**Task directions:**
Scan the lines below for the string "balloon" and report how many lines contain it, giving only the number.

**Dataset entries:**
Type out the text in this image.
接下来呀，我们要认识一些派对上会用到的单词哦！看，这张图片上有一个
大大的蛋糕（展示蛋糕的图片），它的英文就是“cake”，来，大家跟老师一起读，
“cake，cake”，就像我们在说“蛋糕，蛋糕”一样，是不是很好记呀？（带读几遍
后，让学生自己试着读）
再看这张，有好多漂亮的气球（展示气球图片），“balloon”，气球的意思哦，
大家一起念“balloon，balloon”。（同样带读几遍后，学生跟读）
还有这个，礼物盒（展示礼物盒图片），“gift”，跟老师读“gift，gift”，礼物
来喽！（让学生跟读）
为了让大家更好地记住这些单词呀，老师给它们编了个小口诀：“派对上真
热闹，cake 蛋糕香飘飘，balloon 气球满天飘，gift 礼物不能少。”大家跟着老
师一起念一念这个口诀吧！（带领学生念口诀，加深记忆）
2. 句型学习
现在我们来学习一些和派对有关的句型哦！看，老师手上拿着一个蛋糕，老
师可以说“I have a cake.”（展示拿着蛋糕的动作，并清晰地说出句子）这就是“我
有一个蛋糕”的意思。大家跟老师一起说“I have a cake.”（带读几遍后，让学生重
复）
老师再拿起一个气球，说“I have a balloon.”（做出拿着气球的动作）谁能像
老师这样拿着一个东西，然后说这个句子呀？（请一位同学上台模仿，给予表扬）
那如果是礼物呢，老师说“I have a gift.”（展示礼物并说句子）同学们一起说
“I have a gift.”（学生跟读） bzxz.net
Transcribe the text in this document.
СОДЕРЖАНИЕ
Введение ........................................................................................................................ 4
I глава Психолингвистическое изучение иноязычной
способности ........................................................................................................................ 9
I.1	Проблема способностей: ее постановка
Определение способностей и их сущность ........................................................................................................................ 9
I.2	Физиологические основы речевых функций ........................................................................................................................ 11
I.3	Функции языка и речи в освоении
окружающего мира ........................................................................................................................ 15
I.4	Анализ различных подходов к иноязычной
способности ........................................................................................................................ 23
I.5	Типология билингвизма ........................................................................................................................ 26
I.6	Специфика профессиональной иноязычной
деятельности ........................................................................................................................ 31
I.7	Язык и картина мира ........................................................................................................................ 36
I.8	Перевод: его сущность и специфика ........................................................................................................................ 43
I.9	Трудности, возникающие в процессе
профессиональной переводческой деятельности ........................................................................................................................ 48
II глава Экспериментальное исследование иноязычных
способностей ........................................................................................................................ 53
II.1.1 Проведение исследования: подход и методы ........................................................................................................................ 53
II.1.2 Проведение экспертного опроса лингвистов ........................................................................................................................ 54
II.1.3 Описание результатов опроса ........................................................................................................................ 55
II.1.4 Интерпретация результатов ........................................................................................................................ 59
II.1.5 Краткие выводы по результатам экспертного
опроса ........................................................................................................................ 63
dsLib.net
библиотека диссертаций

**Exercise output:**
4